• **Brief**:
Copy out all lines with the word "this" in them.

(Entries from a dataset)
════════════════

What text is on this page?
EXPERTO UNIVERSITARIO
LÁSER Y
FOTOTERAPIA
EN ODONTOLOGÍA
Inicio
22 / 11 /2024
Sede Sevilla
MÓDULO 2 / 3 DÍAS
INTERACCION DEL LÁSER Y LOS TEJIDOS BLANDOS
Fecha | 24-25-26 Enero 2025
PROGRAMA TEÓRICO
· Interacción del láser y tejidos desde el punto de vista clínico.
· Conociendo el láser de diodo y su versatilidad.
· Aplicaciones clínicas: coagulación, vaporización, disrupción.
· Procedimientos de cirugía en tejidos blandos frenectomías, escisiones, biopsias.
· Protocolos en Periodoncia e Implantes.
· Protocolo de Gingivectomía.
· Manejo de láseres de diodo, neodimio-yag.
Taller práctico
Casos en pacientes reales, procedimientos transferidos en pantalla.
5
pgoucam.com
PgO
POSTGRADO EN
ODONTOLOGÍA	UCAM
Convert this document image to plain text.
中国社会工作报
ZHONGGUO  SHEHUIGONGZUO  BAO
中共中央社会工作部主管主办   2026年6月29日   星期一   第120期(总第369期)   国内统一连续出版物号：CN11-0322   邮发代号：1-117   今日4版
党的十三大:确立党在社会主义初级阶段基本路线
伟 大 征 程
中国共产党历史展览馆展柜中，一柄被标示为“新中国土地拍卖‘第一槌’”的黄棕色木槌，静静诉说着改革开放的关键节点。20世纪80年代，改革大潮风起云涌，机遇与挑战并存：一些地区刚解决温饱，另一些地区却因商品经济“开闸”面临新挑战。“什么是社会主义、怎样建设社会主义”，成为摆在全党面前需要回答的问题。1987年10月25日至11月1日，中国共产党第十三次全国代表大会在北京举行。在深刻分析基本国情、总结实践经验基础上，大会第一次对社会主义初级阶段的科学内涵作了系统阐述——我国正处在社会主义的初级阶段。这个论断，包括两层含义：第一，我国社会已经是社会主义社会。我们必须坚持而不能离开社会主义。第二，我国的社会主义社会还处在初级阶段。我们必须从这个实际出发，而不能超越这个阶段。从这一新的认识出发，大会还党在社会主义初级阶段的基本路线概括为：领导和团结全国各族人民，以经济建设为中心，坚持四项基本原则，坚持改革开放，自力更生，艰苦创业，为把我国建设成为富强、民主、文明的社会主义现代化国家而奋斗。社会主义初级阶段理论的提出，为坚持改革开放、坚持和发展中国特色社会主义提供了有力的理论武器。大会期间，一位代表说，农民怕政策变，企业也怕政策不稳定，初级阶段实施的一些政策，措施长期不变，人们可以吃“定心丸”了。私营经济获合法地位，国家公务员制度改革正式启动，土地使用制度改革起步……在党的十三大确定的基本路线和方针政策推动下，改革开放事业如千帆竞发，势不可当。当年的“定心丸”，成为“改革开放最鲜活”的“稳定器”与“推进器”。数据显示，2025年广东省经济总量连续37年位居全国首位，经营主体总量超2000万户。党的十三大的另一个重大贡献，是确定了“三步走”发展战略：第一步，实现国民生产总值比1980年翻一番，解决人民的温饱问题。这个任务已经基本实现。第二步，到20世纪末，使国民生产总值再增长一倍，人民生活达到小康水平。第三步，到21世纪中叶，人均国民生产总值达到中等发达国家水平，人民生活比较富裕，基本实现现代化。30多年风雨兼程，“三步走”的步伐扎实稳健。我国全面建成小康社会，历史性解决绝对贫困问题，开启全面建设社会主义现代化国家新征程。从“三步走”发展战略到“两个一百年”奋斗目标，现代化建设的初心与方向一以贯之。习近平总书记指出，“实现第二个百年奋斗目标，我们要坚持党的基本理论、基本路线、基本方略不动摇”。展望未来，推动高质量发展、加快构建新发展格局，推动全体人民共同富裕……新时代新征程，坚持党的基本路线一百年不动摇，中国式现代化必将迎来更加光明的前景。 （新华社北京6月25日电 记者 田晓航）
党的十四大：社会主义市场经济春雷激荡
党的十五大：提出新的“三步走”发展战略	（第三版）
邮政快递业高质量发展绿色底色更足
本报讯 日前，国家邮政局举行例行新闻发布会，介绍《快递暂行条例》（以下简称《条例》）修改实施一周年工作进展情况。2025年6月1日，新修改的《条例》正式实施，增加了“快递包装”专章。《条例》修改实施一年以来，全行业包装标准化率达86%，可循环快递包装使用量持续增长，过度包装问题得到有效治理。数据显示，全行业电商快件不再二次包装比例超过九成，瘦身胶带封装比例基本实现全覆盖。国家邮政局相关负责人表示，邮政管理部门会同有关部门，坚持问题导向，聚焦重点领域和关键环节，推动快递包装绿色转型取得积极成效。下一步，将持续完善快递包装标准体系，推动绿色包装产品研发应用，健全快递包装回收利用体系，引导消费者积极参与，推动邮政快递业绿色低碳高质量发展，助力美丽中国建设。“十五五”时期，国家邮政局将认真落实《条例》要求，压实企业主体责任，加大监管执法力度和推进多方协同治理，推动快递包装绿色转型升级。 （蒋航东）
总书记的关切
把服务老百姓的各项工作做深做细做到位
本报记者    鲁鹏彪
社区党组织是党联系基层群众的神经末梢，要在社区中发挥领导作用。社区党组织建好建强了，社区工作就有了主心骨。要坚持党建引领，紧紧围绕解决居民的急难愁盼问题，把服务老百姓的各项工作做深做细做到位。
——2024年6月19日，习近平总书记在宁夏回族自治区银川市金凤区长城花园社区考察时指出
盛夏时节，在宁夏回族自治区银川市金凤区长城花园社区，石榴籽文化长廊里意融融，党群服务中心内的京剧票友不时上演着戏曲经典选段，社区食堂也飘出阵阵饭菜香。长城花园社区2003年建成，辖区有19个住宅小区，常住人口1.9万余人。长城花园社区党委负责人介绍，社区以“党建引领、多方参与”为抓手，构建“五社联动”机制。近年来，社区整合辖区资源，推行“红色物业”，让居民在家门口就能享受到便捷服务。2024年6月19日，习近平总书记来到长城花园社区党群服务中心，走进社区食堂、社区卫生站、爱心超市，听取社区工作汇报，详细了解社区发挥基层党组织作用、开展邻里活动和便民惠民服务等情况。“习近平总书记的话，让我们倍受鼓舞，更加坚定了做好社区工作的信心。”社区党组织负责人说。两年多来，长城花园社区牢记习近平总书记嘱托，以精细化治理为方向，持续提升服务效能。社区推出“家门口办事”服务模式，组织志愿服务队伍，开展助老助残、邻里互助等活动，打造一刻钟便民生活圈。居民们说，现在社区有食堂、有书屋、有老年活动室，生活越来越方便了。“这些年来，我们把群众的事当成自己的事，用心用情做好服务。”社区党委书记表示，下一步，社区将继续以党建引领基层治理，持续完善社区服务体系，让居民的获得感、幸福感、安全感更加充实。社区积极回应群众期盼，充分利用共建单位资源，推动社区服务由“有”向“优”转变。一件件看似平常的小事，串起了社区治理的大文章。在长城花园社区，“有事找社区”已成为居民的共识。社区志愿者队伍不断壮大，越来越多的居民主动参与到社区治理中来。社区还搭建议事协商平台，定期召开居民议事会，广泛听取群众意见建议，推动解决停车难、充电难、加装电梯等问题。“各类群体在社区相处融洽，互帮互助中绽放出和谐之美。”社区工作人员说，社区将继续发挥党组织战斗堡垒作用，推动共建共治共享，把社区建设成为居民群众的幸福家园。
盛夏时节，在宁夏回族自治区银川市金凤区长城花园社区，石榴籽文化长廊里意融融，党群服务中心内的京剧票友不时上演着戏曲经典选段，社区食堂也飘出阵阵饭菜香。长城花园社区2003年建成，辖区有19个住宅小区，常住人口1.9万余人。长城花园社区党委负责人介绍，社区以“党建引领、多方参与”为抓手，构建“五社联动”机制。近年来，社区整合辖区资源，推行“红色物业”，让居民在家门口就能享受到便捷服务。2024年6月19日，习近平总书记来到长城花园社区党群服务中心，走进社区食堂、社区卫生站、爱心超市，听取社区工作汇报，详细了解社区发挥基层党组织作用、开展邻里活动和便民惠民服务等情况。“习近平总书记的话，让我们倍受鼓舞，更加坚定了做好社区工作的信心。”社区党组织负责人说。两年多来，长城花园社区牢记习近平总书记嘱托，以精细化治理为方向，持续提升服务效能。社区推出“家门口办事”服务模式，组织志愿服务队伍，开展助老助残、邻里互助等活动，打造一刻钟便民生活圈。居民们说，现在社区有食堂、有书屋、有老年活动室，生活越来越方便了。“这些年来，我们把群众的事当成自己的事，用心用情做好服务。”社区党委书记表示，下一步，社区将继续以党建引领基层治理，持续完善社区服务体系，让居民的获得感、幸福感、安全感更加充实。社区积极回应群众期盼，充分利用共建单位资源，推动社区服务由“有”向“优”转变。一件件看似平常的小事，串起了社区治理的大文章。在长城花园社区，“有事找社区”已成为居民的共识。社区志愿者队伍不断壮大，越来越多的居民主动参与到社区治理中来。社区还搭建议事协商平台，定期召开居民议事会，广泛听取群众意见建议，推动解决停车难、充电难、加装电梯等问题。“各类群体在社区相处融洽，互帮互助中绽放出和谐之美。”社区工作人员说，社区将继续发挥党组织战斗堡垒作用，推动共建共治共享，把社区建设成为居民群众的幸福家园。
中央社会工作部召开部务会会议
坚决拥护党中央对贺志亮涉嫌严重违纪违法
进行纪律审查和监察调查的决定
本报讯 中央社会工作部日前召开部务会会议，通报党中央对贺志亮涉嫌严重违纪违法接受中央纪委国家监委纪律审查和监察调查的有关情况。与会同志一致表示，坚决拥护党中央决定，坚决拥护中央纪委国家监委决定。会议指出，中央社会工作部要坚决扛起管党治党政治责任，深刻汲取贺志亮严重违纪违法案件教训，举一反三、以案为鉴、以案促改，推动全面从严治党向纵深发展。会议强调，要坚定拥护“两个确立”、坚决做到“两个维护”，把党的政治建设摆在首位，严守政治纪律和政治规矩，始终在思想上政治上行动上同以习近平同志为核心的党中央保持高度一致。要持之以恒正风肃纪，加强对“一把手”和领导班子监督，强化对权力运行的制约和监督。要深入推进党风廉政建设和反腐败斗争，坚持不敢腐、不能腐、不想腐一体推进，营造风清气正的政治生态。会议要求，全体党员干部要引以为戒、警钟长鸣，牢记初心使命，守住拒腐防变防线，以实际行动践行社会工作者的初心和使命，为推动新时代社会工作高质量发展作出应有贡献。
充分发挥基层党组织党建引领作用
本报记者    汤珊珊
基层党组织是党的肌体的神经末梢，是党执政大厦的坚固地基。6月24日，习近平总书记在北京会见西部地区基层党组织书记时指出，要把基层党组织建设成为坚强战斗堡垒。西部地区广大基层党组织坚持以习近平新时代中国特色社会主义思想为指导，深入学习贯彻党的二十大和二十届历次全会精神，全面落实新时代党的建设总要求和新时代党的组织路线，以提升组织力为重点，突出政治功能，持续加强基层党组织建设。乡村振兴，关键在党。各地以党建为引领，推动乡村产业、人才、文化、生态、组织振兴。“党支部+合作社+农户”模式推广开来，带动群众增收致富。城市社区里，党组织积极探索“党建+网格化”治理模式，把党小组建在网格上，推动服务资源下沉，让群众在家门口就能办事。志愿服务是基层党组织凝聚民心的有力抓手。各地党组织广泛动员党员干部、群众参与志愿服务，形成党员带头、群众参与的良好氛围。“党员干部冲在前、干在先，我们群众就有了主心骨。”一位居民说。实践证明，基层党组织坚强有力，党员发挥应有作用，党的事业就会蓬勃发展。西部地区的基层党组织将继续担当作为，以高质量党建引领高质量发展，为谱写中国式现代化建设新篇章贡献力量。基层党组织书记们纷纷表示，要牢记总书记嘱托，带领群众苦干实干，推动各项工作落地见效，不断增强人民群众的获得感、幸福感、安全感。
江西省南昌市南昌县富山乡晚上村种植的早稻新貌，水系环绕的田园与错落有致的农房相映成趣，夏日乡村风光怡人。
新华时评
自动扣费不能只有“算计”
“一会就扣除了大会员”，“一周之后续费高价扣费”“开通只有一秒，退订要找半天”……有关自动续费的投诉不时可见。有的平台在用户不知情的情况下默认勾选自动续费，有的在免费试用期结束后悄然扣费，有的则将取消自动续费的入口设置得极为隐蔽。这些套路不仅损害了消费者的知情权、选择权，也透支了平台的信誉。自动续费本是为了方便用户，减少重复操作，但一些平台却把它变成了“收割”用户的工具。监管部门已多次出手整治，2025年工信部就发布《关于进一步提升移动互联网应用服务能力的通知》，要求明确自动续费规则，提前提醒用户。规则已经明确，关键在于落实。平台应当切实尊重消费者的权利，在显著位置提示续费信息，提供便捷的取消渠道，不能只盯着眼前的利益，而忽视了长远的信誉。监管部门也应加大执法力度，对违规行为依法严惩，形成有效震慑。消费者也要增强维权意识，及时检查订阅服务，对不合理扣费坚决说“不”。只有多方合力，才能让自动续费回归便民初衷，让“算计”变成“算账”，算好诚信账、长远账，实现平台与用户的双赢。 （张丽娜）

════════════════

• **Written solution**:
What text is on this page?
Convert this document image to plain text.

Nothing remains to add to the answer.